From the records below, pull each line that has "lassen".

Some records
——————————

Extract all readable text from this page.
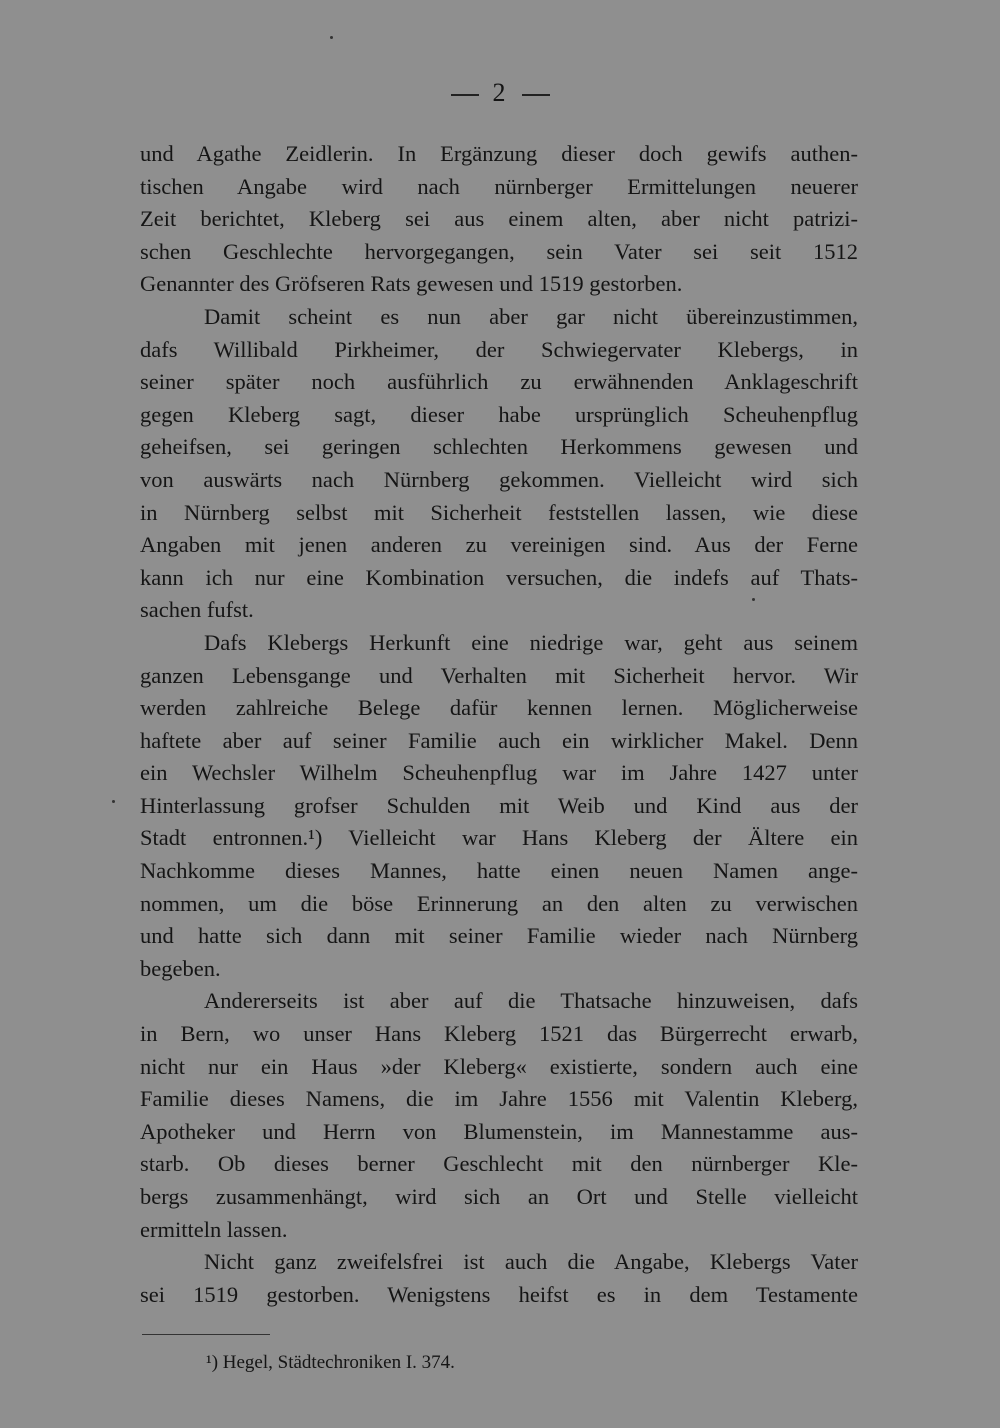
2
und Agathe Zeidlerin. In Ergänzung dieser doch gewifs authen-
tischen Angabe wird nach nürnberger Ermittelungen neuerer
Zeit berichtet, Kleberg sei aus einem alten, aber nicht patrizi-
schen Geschlechte hervorgegangen, sein Vater sei seit 1512
Genannter des Gröfseren Rats gewesen und 1519 gestorben.
Damit scheint es nun aber gar nicht übereinzustimmen,
dafs Willibald Pirkheimer, der Schwiegervater Klebergs, in
seiner später noch ausführlich zu erwähnenden Anklageschrift
gegen Kleberg sagt, dieser habe ursprünglich Scheuhenpflug
geheifsen, sei geringen schlechten Herkommens gewesen und
von auswärts nach Nürnberg gekommen. Vielleicht wird sich
in Nürnberg selbst mit Sicherheit feststellen lassen, wie diese
Angaben mit jenen anderen zu vereinigen sind. Aus der Ferne
kann ich nur eine Kombination versuchen, die indefs auf Thats-
sachen fufst.
Dafs Klebergs Herkunft eine niedrige war, geht aus seinem
ganzen Lebensgange und Verhalten mit Sicherheit hervor. Wir
werden zahlreiche Belege dafür kennen lernen. Möglicherweise
haftete aber auf seiner Familie auch ein wirklicher Makel. Denn
ein Wechsler Wilhelm Scheuhenpflug war im Jahre 1427 unter
Hinterlassung grofser Schulden mit Weib und Kind aus der
Stadt entronnen.¹) Vielleicht war Hans Kleberg der Ältere ein
Nachkomme dieses Mannes, hatte einen neuen Namen ange-
nommen, um die böse Erinnerung an den alten zu verwischen
und hatte sich dann mit seiner Familie wieder nach Nürnberg
begeben.
Andererseits ist aber auf die Thatsache hinzuweisen, dafs
in Bern, wo unser Hans Kleberg 1521 das Bürgerrecht erwarb,
nicht nur ein Haus »der Kleberg« existierte, sondern auch eine
Familie dieses Namens, die im Jahre 1556 mit Valentin Kleberg,
Apotheker und Herrn von Blumenstein, im Mannestamme aus-
starb. Ob dieses berner Geschlecht mit den nürnberger Kle-
bergs zusammenhängt, wird sich an Ort und Stelle vielleicht
ermitteln lassen.
Nicht ganz zweifelsfrei ist auch die Angabe, Klebergs Vater
sei 1519 gestorben. Wenigstens heifst es in dem Testamente
¹) Hegel, Städtechroniken I. 374.
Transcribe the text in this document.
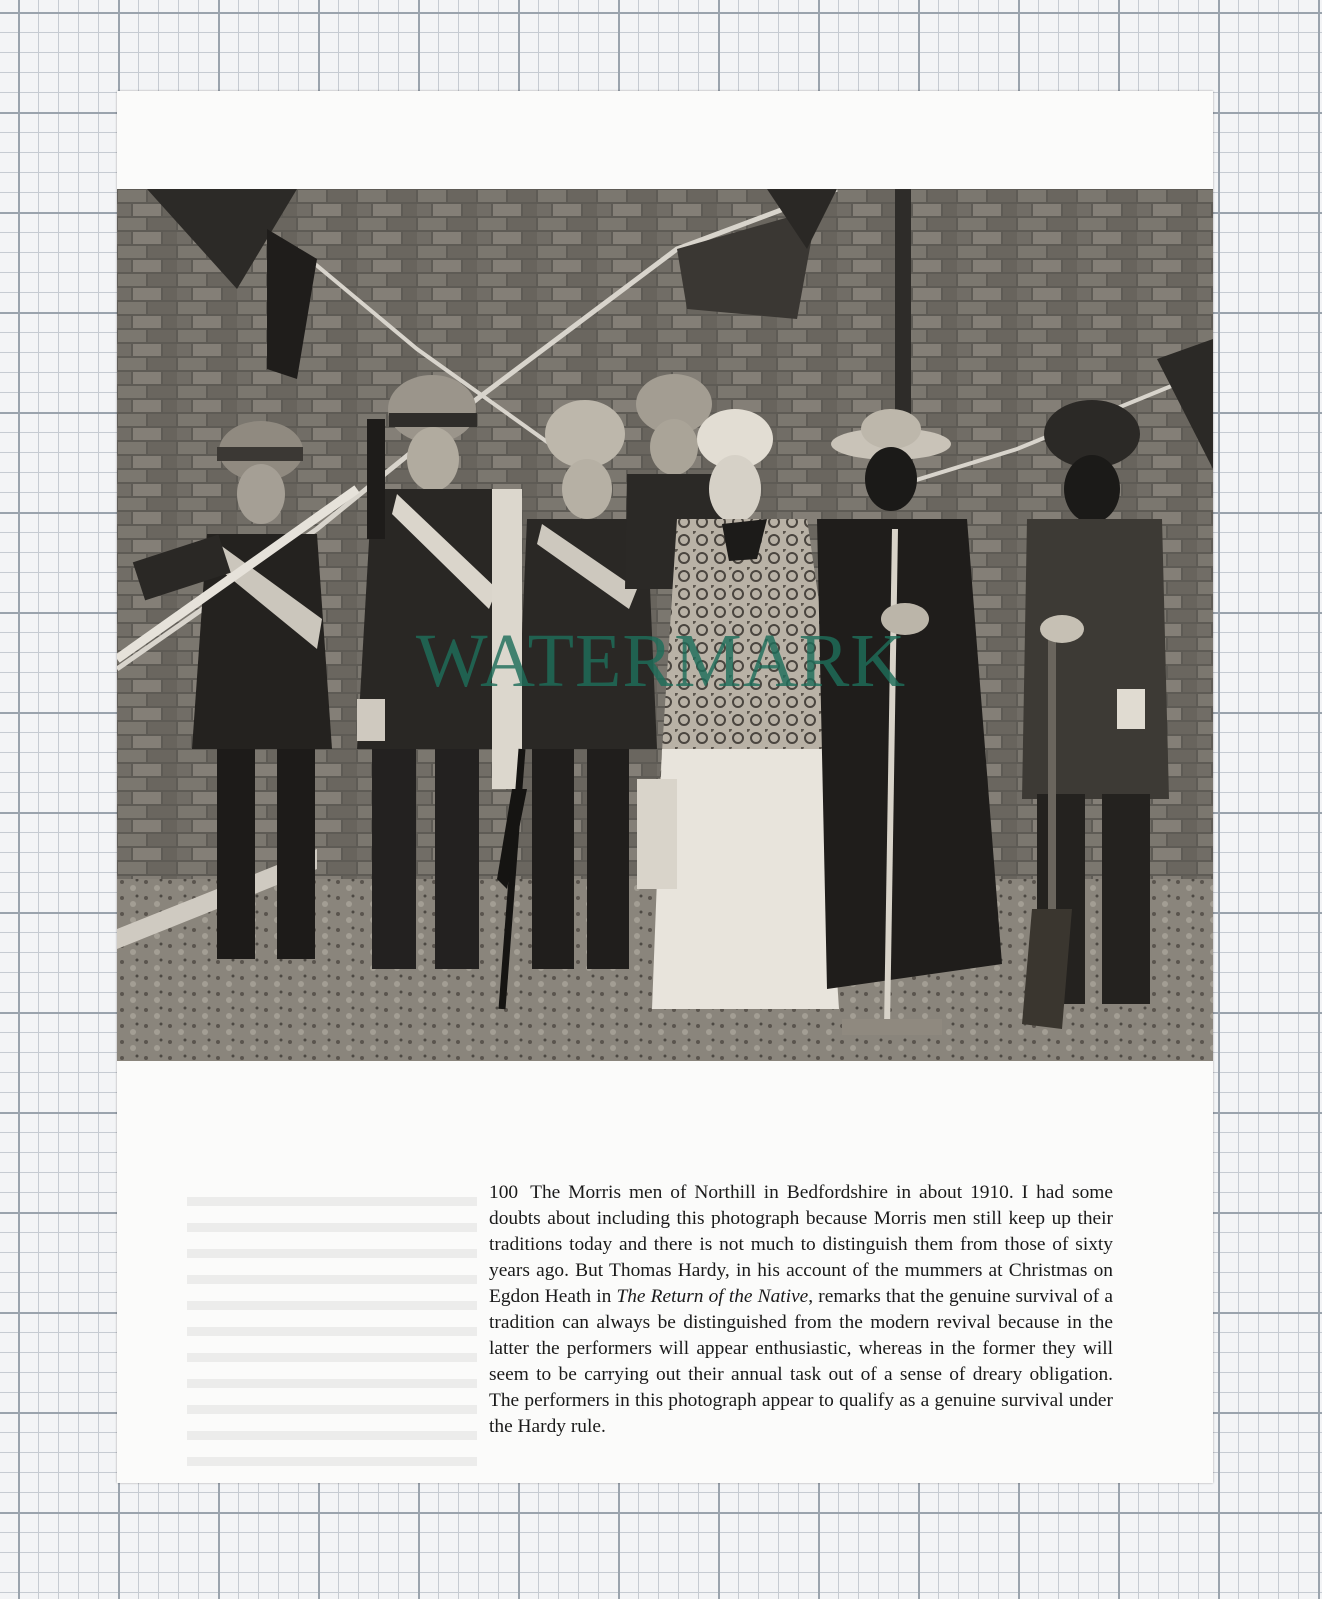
100 The Morris men of Northill in Bedfordshire in about 1910. I had some doubts about including this photograph because Morris men still keep up their traditions today and there is not much to distinguish them from those of sixty years ago. But Thomas Hardy, in his account of the mummers at Christmas on Egdon Heath in The Return of the Native, remarks that the genuine survival of a tradition can always be distinguished from the modern revival because in the latter the performers will appear enthusiastic, whereas in the former they will seem to be carrying out their annual task out of a sense of dreary obligation. The performers in this photograph appear to qualify as a genuine survival under the Hardy rule.

WATERMARK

——————————

Full solution:
in Nürnberg selbst mit Sicherheit feststellen lassen, wie diese
ermitteln lassen.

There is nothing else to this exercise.